───── RECORDS SHOWN
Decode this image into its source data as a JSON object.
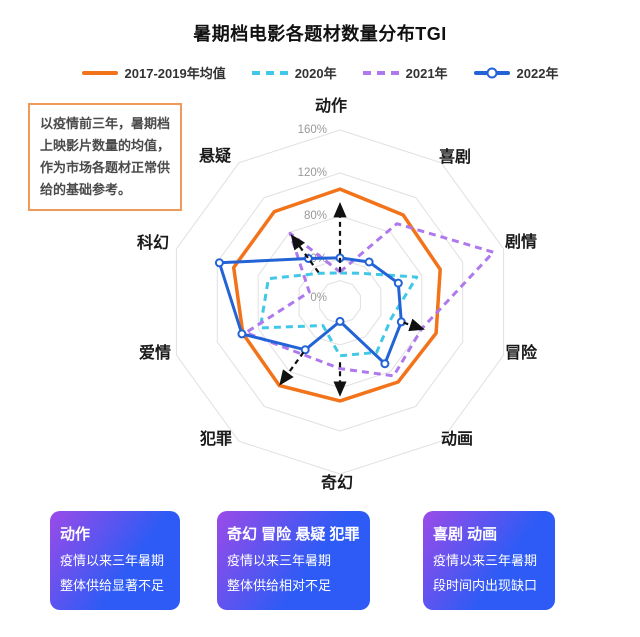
{
  "header": {
    "title": "暑期档电影各题材数量分布TGI"
  },
  "note": {
    "text": "以疫情前三年，暑期档上映影片数量的均值，作为市场各题材正常供给的基础参考。"
  },
  "legend": [
    {
      "label": "2017-2019年均值",
      "color": "#F2731A",
      "style": "solid"
    },
    {
      "label": "2020年",
      "color": "#41C8E8",
      "style": "dashed"
    },
    {
      "label": "2021年",
      "color": "#AE79EC",
      "style": "dashed"
    },
    {
      "label": "2022年",
      "color": "#2363D6",
      "style": "solid-marker"
    }
  ],
  "chart_data": {
    "type": "line",
    "subtype": "radar",
    "title": "暑期档电影各题材数量分布TGI",
    "categories": [
      "动作",
      "喜剧",
      "剧情",
      "冒险",
      "动画",
      "奇幻",
      "犯罪",
      "爱情",
      "科幻",
      "悬疑"
    ],
    "radial_ticks": [
      "0%",
      "40%",
      "80%",
      "120%",
      "160%"
    ],
    "radial_tick_values": [
      0,
      40,
      80,
      120,
      160
    ],
    "rmax": 160,
    "grid": "on",
    "legend_position": "top",
    "series": [
      {
        "name": "2017-2019年均值",
        "color": "#F2731A",
        "line": "solid",
        "marker": "none",
        "values": [
          105,
          100,
          98,
          94,
          92,
          92,
          96,
          95,
          104,
          104
        ]
      },
      {
        "name": "2020年",
        "color": "#41C8E8",
        "line": "dashed",
        "marker": "none",
        "values": [
          27,
          33,
          75,
          50,
          58,
          50,
          27,
          78,
          70,
          33
        ]
      },
      {
        "name": "2021年",
        "color": "#AE79EC",
        "line": "dashed",
        "marker": "none",
        "values": [
          28,
          90,
          150,
          80,
          85,
          62,
          60,
          92,
          30,
          79
        ]
      },
      {
        "name": "2022年",
        "color": "#2363D6",
        "line": "solid",
        "marker": "circle",
        "values": [
          41,
          46,
          57,
          60,
          71,
          18,
          55,
          96,
          118,
          50
        ]
      }
    ],
    "annotations": {
      "arrows": [
        {
          "category": "动作",
          "from": 28,
          "to": 90
        },
        {
          "category": "悬疑",
          "from": 34,
          "to": 75
        },
        {
          "category": "犯罪",
          "from": 58,
          "to": 93
        },
        {
          "category": "奇幻",
          "from": 56,
          "to": 85
        },
        {
          "category": "冒险",
          "from": 62,
          "to": 80
        }
      ],
      "arrow_color": "#111111"
    },
    "grid_color": "#E0E0E0",
    "tick_color": "#999999"
  },
  "cards": [
    {
      "title": "动作",
      "lines": [
        "疫情以来三年暑期",
        "整体供给显著不足"
      ]
    },
    {
      "title": "奇幻 冒险 悬疑 犯罪",
      "lines": [
        "疫情以来三年暑期",
        "整体供给相对不足"
      ]
    },
    {
      "title": "喜剧 动画",
      "lines": [
        "疫情以来三年暑期",
        "段时间内出现缺口"
      ]
    }
  ],
  "colors": {
    "note_border": "#F09A5A",
    "card_gradient_start": "#9B4BE8",
    "card_gradient_end": "#2E5BF5"
  }
}
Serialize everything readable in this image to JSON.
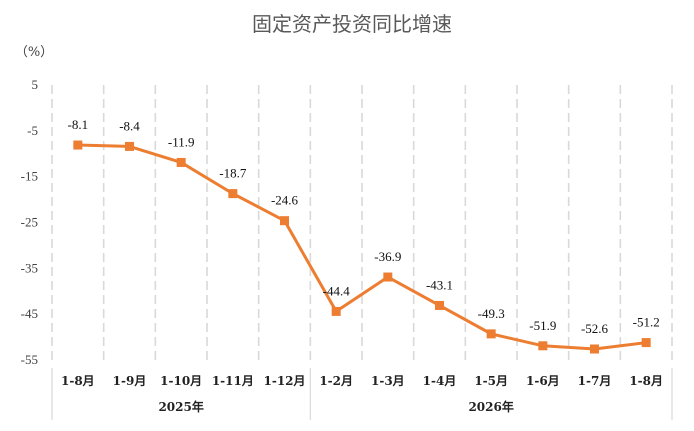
{
  "chart_data": {
    "type": "line",
    "title": "固定资产投资同比增速",
    "unit": "（%）",
    "categories": [
      "1-8月",
      "1-9月",
      "1-10月",
      "1-11月",
      "1-12月",
      "1-2月",
      "1-3月",
      "1-4月",
      "1-5月",
      "1-6月",
      "1-7月",
      "1-8月"
    ],
    "values": [
      -8.1,
      -8.4,
      -11.9,
      -18.7,
      -24.6,
      -44.4,
      -36.9,
      -43.1,
      -49.3,
      -51.9,
      -52.6,
      -51.2
    ],
    "data_labels": [
      "-8.1",
      "-8.4",
      "-11.9",
      "-18.7",
      "-24.6",
      "-44.4",
      "-36.9",
      "-43.1",
      "-49.3",
      "-51.9",
      "-52.6",
      "-51.2"
    ],
    "groups": [
      {
        "label": "2025年",
        "count": 5
      },
      {
        "label": "2026年",
        "count": 7
      }
    ],
    "yticks": [
      5,
      -5,
      -15,
      -25,
      -35,
      -45,
      -55
    ],
    "ylim": [
      -55,
      5
    ],
    "line_color": "#ED7D31",
    "grid_color": "#D9D9D9",
    "grid": "vertical-dashed",
    "marker": "square"
  }
}
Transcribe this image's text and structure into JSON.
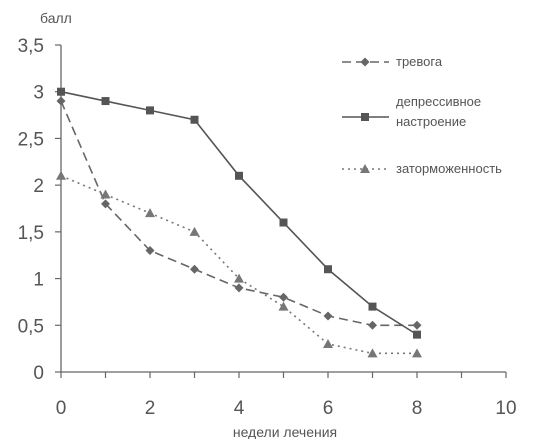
{
  "chart_data": {
    "type": "line",
    "title": "",
    "ylabel": "балл",
    "xlabel": "недели лечения",
    "xlim": [
      0,
      10
    ],
    "ylim": [
      0,
      3.5
    ],
    "xticks": [
      0,
      2,
      4,
      6,
      8,
      10
    ],
    "yticks": [
      0,
      0.5,
      1,
      1.5,
      2,
      2.5,
      3,
      3.5
    ],
    "xtick_labels": [
      "0",
      "2",
      "4",
      "6",
      "8",
      "10"
    ],
    "ytick_labels": [
      "0",
      "0,5",
      "1",
      "1,5",
      "2",
      "2,5",
      "3",
      "3,5"
    ],
    "grid": false,
    "legend_position": "right",
    "x": [
      0,
      1,
      2,
      3,
      4,
      5,
      6,
      7,
      8
    ],
    "series": [
      {
        "name": "тревога",
        "values": [
          2.9,
          1.8,
          1.3,
          1.1,
          0.9,
          0.8,
          0.6,
          0.5,
          0.5
        ],
        "line_style": "dashed",
        "marker": "diamond",
        "color": "#666666"
      },
      {
        "name": "депрессивное настроение",
        "name_lines": [
          "депрессивное",
          "настроение"
        ],
        "values": [
          3.0,
          2.9,
          2.8,
          2.7,
          2.1,
          1.6,
          1.1,
          0.7,
          0.4
        ],
        "line_style": "solid",
        "marker": "square",
        "color": "#555555"
      },
      {
        "name": "заторможенность",
        "values": [
          2.1,
          1.9,
          1.7,
          1.5,
          1.0,
          0.7,
          0.3,
          0.2,
          0.2
        ],
        "line_style": "dotted",
        "marker": "triangle",
        "color": "#777777"
      }
    ]
  }
}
──────────
Repeat the records in full, exactly as they appear, without the pictures.

— REPLY TO THE TASK —
Decode this image into its source data as a JSON object.
{
  "header": {
    "title": "暑期档电影各题材数量分布TGI"
  },
  "note": {
    "text": "以疫情前三年，暑期档上映影片数量的均值，作为市场各题材正常供给的基础参考。"
  },
  "legend": [
    {
      "label": "2017-2019年均值",
      "color": "#F2731A",
      "style": "solid"
    },
    {
      "label": "2020年",
      "color": "#41C8E8",
      "style": "dashed"
    },
    {
      "label": "2021年",
      "color": "#AE79EC",
      "style": "dashed"
    },
    {
      "label": "2022年",
      "color": "#2363D6",
      "style": "solid-marker"
    }
  ],
  "chart_data": {
    "type": "line",
    "subtype": "radar",
    "title": "暑期档电影各题材数量分布TGI",
    "categories": [
      "动作",
      "喜剧",
      "剧情",
      "冒险",
      "动画",
      "奇幻",
      "犯罪",
      "爱情",
      "科幻",
      "悬疑"
    ],
    "radial_ticks": [
      "0%",
      "40%",
      "80%",
      "120%",
      "160%"
    ],
    "radial_tick_values": [
      0,
      40,
      80,
      120,
      160
    ],
    "rmax": 160,
    "grid": "on",
    "legend_position": "top",
    "series": [
      {
        "name": "2017-2019年均值",
        "color": "#F2731A",
        "line": "solid",
        "marker": "none",
        "values": [
          105,
          100,
          98,
          94,
          92,
          92,
          96,
          95,
          104,
          104
        ]
      },
      {
        "name": "2020年",
        "color": "#41C8E8",
        "line": "dashed",
        "marker": "none",
        "values": [
          27,
          33,
          75,
          50,
          58,
          50,
          27,
          78,
          70,
          33
        ]
      },
      {
        "name": "2021年",
        "color": "#AE79EC",
        "line": "dashed",
        "marker": "none",
        "values": [
          28,
          90,
          150,
          80,
          85,
          62,
          60,
          92,
          30,
          79
        ]
      },
      {
        "name": "2022年",
        "color": "#2363D6",
        "line": "solid",
        "marker": "circle",
        "values": [
          41,
          46,
          57,
          60,
          71,
          18,
          55,
          96,
          118,
          50
        ]
      }
    ],
    "annotations": {
      "arrows": [
        {
          "category": "动作",
          "from": 28,
          "to": 90
        },
        {
          "category": "悬疑",
          "from": 34,
          "to": 75
        },
        {
          "category": "犯罪",
          "from": 58,
          "to": 93
        },
        {
          "category": "奇幻",
          "from": 56,
          "to": 85
        },
        {
          "category": "冒险",
          "from": 62,
          "to": 80
        }
      ],
      "arrow_color": "#111111"
    },
    "grid_color": "#E0E0E0",
    "tick_color": "#999999"
  },
  "cards": [
    {
      "title": "动作",
      "lines": [
        "疫情以来三年暑期",
        "整体供给显著不足"
      ]
    },
    {
      "title": "奇幻 冒险 悬疑 犯罪",
      "lines": [
        "疫情以来三年暑期",
        "整体供给相对不足"
      ]
    },
    {
      "title": "喜剧 动画",
      "lines": [
        "疫情以来三年暑期",
        "段时间内出现缺口"
      ]
    }
  ],
  "colors": {
    "note_border": "#F09A5A",
    "card_gradient_start": "#9B4BE8",
    "card_gradient_end": "#2E5BF5"
  }
}
Serialize everything readable in this image to JSON.
{
  "chart_data": {
    "type": "line",
    "title": "固定资产投资同比增速",
    "unit": "（%）",
    "categories": [
      "1-8月",
      "1-9月",
      "1-10月",
      "1-11月",
      "1-12月",
      "1-2月",
      "1-3月",
      "1-4月",
      "1-5月",
      "1-6月",
      "1-7月",
      "1-8月"
    ],
    "values": [
      -8.1,
      -8.4,
      -11.9,
      -18.7,
      -24.6,
      -44.4,
      -36.9,
      -43.1,
      -49.3,
      -51.9,
      -52.6,
      -51.2
    ],
    "data_labels": [
      "-8.1",
      "-8.4",
      "-11.9",
      "-18.7",
      "-24.6",
      "-44.4",
      "-36.9",
      "-43.1",
      "-49.3",
      "-51.9",
      "-52.6",
      "-51.2"
    ],
    "groups": [
      {
        "label": "2025年",
        "count": 5
      },
      {
        "label": "2026年",
        "count": 7
      }
    ],
    "yticks": [
      5,
      -5,
      -15,
      -25,
      -35,
      -45,
      -55
    ],
    "ylim": [
      -55,
      5
    ],
    "line_color": "#ED7D31",
    "grid_color": "#D9D9D9",
    "grid": "vertical-dashed",
    "marker": "square"
  }
}
Transcribe this image's text and structure into JSON.
{
  "chart_data": {
    "type": "line",
    "title": "",
    "ylabel": "балл",
    "xlabel": "недели лечения",
    "xlim": [
      0,
      10
    ],
    "ylim": [
      0,
      3.5
    ],
    "xticks": [
      0,
      2,
      4,
      6,
      8,
      10
    ],
    "yticks": [
      0,
      0.5,
      1,
      1.5,
      2,
      2.5,
      3,
      3.5
    ],
    "xtick_labels": [
      "0",
      "2",
      "4",
      "6",
      "8",
      "10"
    ],
    "ytick_labels": [
      "0",
      "0,5",
      "1",
      "1,5",
      "2",
      "2,5",
      "3",
      "3,5"
    ],
    "grid": false,
    "legend_position": "right",
    "x": [
      0,
      1,
      2,
      3,
      4,
      5,
      6,
      7,
      8
    ],
    "series": [
      {
        "name": "тревога",
        "values": [
          2.9,
          1.8,
          1.3,
          1.1,
          0.9,
          0.8,
          0.6,
          0.5,
          0.5
        ],
        "line_style": "dashed",
        "marker": "diamond",
        "color": "#666666"
      },
      {
        "name": "депрессивное настроение",
        "name_lines": [
          "депрессивное",
          "настроение"
        ],
        "values": [
          3.0,
          2.9,
          2.8,
          2.7,
          2.1,
          1.6,
          1.1,
          0.7,
          0.4
        ],
        "line_style": "solid",
        "marker": "square",
        "color": "#555555"
      },
      {
        "name": "заторможенность",
        "values": [
          2.1,
          1.9,
          1.7,
          1.5,
          1.0,
          0.7,
          0.3,
          0.2,
          0.2
        ],
        "line_style": "dotted",
        "marker": "triangle",
        "color": "#777777"
      }
    ]
  }
}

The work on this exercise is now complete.